Exercise directions: Pull each line holding the word "title" from the data.

Material to process:
- - - - -
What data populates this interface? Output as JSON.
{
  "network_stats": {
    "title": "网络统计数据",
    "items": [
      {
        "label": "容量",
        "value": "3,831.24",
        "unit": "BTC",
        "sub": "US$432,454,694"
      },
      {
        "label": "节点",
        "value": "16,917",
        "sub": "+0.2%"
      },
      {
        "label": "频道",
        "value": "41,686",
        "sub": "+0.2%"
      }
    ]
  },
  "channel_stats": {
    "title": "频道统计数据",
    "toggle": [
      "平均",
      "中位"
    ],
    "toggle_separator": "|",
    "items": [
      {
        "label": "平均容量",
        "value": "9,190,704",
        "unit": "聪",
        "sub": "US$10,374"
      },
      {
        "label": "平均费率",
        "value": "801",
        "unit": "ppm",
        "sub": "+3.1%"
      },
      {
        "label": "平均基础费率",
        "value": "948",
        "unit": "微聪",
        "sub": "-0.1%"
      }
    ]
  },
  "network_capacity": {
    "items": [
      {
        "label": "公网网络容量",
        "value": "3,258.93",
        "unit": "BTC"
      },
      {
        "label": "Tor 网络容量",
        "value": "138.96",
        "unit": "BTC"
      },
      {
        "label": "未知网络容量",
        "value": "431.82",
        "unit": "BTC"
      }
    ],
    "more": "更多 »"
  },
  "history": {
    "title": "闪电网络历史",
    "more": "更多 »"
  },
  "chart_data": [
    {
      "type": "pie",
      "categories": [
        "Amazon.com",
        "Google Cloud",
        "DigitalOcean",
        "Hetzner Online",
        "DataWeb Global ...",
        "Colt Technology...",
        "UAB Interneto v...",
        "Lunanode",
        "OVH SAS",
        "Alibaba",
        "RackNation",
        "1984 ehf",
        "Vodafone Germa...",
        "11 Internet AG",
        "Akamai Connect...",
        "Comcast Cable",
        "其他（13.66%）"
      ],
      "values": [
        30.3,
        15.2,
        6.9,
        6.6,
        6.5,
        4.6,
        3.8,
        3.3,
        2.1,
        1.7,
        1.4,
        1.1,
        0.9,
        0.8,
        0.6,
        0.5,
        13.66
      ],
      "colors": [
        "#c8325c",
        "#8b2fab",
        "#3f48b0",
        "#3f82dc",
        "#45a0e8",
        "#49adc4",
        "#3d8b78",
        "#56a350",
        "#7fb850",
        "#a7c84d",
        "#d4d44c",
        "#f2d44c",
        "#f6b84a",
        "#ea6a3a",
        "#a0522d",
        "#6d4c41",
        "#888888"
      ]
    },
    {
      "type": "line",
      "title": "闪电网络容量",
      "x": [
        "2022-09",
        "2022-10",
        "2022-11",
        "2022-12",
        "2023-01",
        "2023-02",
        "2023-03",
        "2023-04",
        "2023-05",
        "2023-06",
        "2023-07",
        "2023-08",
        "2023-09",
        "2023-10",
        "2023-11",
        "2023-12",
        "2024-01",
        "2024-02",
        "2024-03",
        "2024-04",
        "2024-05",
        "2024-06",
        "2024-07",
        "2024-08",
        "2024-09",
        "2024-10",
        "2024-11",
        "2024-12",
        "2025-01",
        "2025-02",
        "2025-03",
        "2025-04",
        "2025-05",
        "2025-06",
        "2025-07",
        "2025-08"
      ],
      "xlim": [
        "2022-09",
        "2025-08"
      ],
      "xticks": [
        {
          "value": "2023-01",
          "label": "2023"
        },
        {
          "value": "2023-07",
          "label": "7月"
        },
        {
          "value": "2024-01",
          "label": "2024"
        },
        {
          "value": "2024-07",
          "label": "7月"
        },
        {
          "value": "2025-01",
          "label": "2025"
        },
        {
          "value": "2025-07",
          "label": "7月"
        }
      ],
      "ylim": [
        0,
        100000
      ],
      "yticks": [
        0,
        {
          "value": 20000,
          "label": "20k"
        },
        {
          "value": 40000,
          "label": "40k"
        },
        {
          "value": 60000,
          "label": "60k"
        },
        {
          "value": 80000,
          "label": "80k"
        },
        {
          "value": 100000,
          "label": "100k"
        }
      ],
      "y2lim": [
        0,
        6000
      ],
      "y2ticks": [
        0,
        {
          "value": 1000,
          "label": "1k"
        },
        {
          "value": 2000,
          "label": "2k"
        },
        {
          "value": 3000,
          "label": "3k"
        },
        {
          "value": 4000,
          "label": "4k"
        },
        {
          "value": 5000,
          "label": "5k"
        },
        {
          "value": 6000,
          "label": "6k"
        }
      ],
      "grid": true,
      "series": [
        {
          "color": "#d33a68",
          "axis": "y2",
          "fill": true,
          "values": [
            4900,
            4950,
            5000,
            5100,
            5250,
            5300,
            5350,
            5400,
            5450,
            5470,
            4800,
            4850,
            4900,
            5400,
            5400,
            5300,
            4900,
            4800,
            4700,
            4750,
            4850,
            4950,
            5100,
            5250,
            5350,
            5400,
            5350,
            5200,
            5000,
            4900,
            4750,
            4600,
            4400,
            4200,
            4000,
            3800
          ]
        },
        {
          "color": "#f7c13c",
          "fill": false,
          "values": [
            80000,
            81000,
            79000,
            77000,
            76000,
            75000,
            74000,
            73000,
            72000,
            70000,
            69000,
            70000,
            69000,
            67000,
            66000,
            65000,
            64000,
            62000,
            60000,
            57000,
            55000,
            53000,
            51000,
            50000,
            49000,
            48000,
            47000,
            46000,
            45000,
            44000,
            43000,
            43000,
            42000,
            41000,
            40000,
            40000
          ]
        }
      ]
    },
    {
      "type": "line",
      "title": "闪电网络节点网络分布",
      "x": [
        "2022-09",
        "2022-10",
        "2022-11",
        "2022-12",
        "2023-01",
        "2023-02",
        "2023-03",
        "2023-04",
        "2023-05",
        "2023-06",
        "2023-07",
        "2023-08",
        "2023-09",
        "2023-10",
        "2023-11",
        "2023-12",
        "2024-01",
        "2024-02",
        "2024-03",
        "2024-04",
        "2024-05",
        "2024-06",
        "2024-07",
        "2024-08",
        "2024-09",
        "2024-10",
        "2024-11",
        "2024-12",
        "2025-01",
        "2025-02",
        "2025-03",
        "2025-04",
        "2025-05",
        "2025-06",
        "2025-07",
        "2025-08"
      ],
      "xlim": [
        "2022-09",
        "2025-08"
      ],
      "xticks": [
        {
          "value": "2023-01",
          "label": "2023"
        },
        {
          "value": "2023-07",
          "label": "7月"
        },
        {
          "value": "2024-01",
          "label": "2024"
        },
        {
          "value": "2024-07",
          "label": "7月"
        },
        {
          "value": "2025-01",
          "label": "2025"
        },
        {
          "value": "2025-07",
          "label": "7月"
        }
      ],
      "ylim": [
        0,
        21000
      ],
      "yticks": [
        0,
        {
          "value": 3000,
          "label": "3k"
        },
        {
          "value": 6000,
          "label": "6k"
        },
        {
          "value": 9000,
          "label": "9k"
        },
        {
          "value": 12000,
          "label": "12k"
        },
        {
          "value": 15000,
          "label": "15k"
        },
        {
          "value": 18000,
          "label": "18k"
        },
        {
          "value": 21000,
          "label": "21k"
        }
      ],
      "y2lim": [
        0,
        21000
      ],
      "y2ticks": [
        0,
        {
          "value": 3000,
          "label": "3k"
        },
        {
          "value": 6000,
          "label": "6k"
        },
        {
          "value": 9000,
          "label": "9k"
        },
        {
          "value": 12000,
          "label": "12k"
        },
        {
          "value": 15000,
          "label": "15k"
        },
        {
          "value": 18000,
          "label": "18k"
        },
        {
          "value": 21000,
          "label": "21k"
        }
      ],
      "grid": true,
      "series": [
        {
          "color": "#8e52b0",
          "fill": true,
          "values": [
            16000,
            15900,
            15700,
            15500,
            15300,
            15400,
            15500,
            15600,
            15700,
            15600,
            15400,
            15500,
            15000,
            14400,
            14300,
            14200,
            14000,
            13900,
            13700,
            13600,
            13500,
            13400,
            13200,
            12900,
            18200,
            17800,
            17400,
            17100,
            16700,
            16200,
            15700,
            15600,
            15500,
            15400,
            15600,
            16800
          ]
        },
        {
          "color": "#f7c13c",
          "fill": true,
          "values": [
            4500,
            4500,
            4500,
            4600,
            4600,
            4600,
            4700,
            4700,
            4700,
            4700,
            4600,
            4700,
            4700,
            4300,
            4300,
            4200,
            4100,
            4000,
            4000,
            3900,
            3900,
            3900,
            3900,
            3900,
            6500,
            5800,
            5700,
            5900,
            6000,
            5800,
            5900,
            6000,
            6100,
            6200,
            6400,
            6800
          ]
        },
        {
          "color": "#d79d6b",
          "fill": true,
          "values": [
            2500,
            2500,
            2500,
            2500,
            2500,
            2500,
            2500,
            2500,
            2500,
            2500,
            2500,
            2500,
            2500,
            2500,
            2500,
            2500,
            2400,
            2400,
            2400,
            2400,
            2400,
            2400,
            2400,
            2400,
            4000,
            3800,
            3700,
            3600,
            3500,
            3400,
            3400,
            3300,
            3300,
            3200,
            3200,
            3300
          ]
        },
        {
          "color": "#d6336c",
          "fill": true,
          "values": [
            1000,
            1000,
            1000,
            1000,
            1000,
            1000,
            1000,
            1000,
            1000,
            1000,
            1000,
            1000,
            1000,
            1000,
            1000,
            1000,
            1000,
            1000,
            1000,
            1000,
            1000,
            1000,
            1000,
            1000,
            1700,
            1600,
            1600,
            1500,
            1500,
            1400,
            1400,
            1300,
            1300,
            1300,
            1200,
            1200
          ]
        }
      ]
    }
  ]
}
- - - - -
Expected answer:
    "title": "网络统计数据",
    "title": "频道统计数据",
    "title": "闪电网络历史",
      "title": "闪电网络容量",
      "title": "闪电网络节点网络分布",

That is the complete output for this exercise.